> Required task: Count every line where "atención" occurs. Give the total alone.

> Dataset records:
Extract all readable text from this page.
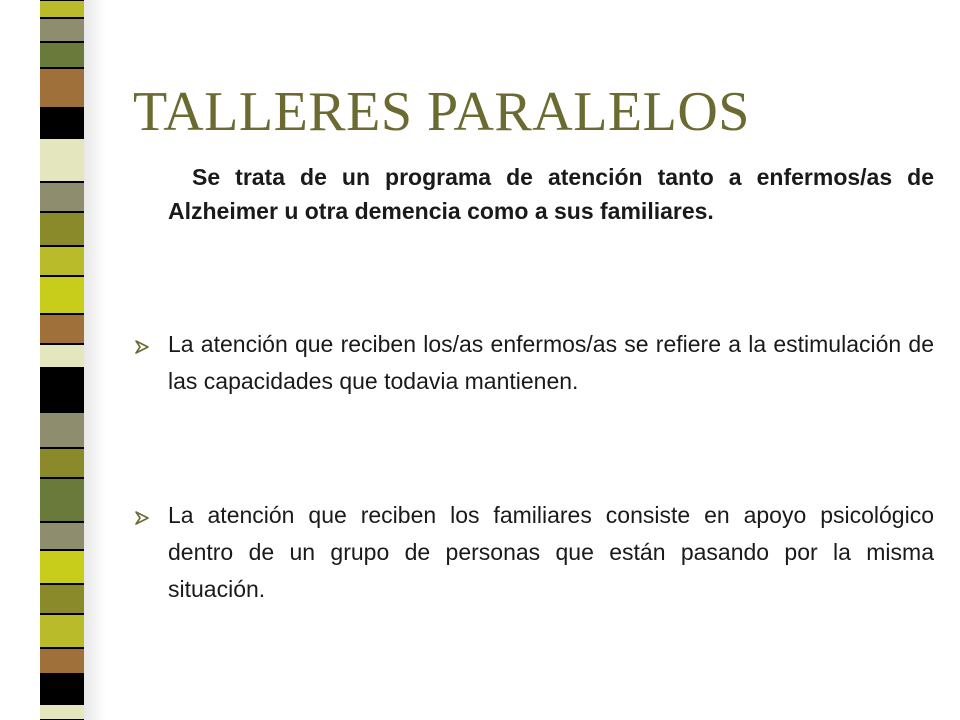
TALLERES PARALELOS

Se trata de un programa de atención tanto a enfermos/as de Alzheimer u otra demencia como a sus familiares.

La atención que reciben los/as enfermos/as se refiere a la estimulación de las capacidades que todavia mantienen.

La atención que reciben los familiares consiste en apoyo psicológico dentro de un grupo de personas que están pasando por la misma situación.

> Task answer: 3